§ **Work required**
Exactly repeat the full listing that follows.

(Dataset records)
--------------------

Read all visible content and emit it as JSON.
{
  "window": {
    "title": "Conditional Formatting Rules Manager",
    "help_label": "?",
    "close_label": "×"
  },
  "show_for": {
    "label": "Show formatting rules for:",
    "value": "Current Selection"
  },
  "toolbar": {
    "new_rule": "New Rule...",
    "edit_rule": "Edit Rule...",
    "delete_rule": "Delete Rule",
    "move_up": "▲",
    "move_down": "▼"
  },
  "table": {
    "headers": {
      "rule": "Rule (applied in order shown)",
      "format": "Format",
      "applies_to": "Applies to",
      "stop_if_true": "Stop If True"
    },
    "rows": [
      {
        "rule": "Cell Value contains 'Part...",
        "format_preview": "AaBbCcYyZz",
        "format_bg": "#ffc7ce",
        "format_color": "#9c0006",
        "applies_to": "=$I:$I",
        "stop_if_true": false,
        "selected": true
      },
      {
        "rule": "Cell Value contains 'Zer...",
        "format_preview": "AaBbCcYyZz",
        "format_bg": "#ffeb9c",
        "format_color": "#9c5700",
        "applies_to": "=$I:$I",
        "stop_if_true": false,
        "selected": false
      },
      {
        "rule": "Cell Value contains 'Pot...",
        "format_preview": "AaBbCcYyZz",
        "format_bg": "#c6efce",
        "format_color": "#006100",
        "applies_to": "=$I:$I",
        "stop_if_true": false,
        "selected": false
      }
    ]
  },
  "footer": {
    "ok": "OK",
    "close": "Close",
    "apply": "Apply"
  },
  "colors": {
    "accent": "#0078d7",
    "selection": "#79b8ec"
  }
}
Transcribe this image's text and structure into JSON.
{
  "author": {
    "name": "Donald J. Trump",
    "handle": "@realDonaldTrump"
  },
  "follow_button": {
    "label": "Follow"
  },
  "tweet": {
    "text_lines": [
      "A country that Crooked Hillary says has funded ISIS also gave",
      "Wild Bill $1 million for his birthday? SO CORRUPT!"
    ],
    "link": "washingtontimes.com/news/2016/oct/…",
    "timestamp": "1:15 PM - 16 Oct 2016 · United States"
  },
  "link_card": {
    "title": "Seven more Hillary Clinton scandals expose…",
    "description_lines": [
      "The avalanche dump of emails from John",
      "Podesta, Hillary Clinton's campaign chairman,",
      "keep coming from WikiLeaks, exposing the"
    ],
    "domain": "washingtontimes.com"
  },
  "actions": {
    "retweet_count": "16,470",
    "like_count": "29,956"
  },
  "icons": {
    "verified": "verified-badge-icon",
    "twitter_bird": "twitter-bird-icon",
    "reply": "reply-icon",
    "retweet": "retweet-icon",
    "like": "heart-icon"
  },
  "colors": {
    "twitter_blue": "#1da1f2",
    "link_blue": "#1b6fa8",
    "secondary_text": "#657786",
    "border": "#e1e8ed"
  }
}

--------------------

§ **Answer to the task**
Read all visible content and emit it as JSON.
{
  "window": {
    "title": "Conditional Formatting Rules Manager",
    "help_label": "?",
    "close_label": "×"
  },
  "show_for": {
    "label": "Show formatting rules for:",
    "value": "Current Selection"
  },
  "toolbar": {
    "new_rule": "New Rule...",
    "edit_rule": "Edit Rule...",
    "delete_rule": "Delete Rule",
    "move_up": "▲",
    "move_down": "▼"
  },
  "table": {
    "headers": {
      "rule": "Rule (applied in order shown)",
      "format": "Format",
      "applies_to": "Applies to",
      "stop_if_true": "Stop If True"
    },
    "rows": [
      {
        "rule": "Cell Value contains 'Part...",
        "format_preview": "AaBbCcYyZz",
        "format_bg": "#ffc7ce",
        "format_color": "#9c0006",
        "applies_to": "=$I:$I",
        "stop_if_true": false,
        "selected": true
      },
      {
        "rule": "Cell Value contains 'Zer...",
        "format_preview": "AaBbCcYyZz",
        "format_bg": "#ffeb9c",
        "format_color": "#9c5700",
        "applies_to": "=$I:$I",
        "stop_if_true": false,
        "selected": false
      },
      {
        "rule": "Cell Value contains 'Pot...",
        "format_preview": "AaBbCcYyZz",
        "format_bg": "#c6efce",
        "format_color": "#006100",
        "applies_to": "=$I:$I",
        "stop_if_true": false,
        "selected": false
      }
    ]
  },
  "footer": {
    "ok": "OK",
    "close": "Close",
    "apply": "Apply"
  },
  "colors": {
    "accent": "#0078d7",
    "selection": "#79b8ec"
  }
}
Transcribe this image's text and structure into JSON.
{
  "author": {
    "name": "Donald J. Trump",
    "handle": "@realDonaldTrump"
  },
  "follow_button": {
    "label": "Follow"
  },
  "tweet": {
    "text_lines": [
      "A country that Crooked Hillary says has funded ISIS also gave",
      "Wild Bill $1 million for his birthday? SO CORRUPT!"
    ],
    "link": "washingtontimes.com/news/2016/oct/…",
    "timestamp": "1:15 PM - 16 Oct 2016 · United States"
  },
  "link_card": {
    "title": "Seven more Hillary Clinton scandals expose…",
    "description_lines": [
      "The avalanche dump of emails from John",
      "Podesta, Hillary Clinton's campaign chairman,",
      "keep coming from WikiLeaks, exposing the"
    ],
    "domain": "washingtontimes.com"
  },
  "actions": {
    "retweet_count": "16,470",
    "like_count": "29,956"
  },
  "icons": {
    "verified": "verified-badge-icon",
    "twitter_bird": "twitter-bird-icon",
    "reply": "reply-icon",
    "retweet": "retweet-icon",
    "like": "heart-icon"
  },
  "colors": {
    "twitter_blue": "#1da1f2",
    "link_blue": "#1b6fa8",
    "secondary_text": "#657786",
    "border": "#e1e8ed"
  }
}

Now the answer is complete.